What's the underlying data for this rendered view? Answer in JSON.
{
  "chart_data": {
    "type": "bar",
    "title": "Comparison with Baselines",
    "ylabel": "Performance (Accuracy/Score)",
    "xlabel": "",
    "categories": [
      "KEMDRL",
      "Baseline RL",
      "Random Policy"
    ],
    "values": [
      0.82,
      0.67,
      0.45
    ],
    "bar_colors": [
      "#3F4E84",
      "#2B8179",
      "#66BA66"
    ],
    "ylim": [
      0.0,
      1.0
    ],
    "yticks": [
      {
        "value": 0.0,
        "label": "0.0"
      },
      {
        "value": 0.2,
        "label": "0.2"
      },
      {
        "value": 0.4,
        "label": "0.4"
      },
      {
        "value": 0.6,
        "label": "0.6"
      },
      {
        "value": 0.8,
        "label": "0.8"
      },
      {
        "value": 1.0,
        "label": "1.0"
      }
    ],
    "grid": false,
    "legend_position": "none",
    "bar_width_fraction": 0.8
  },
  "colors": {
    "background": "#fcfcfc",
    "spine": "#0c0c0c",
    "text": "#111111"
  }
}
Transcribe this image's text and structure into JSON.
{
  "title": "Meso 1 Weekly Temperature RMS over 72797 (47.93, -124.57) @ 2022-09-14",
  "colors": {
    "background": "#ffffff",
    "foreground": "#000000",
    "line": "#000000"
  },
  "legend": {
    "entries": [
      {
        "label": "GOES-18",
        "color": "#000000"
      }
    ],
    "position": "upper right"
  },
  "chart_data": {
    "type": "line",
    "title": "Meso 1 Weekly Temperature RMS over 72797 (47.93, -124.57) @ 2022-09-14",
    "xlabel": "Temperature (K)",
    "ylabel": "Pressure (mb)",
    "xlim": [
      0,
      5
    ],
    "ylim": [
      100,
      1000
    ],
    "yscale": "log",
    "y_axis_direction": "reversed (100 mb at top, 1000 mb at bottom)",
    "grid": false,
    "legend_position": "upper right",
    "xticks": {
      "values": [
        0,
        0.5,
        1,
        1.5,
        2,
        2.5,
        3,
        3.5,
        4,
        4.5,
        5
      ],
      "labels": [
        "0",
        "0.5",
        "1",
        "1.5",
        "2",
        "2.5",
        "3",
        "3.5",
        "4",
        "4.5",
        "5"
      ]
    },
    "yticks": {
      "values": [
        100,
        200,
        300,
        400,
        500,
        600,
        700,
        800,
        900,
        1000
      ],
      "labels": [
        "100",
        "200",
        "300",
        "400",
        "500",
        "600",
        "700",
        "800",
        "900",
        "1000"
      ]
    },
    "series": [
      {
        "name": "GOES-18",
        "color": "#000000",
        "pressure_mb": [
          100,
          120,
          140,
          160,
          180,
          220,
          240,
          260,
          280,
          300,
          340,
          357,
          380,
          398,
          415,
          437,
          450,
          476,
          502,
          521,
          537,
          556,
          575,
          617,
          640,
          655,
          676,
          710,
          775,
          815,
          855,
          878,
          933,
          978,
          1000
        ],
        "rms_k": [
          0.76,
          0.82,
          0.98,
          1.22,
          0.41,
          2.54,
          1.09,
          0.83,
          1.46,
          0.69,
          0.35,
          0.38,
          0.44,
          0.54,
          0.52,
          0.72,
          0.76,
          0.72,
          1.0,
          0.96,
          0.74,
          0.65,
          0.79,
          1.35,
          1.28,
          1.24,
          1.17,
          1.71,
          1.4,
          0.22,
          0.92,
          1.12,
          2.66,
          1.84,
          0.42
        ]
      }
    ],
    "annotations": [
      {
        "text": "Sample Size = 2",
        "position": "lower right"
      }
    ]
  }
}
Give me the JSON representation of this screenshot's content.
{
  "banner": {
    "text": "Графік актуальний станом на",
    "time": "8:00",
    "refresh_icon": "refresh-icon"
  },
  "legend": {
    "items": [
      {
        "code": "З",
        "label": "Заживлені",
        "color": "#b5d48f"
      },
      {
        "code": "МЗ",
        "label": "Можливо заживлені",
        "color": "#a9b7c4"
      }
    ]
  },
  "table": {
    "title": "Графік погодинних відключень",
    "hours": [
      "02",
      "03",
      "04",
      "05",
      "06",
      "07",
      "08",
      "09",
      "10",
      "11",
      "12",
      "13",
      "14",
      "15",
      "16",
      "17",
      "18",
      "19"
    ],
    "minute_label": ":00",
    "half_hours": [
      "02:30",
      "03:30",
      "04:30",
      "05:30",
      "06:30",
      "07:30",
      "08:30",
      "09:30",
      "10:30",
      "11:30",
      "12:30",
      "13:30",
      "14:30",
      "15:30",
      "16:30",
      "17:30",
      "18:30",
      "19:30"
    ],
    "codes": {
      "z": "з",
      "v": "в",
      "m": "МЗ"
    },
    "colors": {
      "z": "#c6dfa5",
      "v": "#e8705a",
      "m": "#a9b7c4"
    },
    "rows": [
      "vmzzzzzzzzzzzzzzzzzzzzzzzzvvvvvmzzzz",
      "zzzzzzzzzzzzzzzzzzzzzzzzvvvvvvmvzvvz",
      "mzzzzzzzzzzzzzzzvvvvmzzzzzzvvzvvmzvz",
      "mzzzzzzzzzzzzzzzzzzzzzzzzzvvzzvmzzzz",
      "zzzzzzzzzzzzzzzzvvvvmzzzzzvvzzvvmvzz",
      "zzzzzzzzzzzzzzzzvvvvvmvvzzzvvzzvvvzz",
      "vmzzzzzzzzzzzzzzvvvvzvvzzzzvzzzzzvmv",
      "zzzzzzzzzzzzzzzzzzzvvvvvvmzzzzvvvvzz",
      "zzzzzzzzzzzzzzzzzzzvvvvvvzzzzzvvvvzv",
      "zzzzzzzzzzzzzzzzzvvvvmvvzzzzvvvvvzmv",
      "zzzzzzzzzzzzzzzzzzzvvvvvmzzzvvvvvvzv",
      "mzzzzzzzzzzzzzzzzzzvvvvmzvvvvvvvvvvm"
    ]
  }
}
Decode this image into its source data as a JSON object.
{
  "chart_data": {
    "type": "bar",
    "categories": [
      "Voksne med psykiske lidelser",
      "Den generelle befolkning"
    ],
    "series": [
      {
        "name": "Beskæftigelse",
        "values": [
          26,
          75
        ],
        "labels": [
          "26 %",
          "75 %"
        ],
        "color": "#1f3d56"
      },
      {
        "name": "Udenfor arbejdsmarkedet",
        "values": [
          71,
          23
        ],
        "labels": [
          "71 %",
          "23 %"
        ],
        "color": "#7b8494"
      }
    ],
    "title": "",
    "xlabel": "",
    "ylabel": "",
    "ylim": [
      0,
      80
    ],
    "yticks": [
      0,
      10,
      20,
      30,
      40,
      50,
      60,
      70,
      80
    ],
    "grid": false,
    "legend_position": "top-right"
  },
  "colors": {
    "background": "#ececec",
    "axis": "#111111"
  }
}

◆ ◆ ◆ ◆

Write down every line of the data above that includes the string "text".

* **Response to this exercise**
    "text": "#111111"
Transcribe this image's text and structure into JSON.
        "text": "Sample Size = 2",
    "text": "Графік актуальний станом на",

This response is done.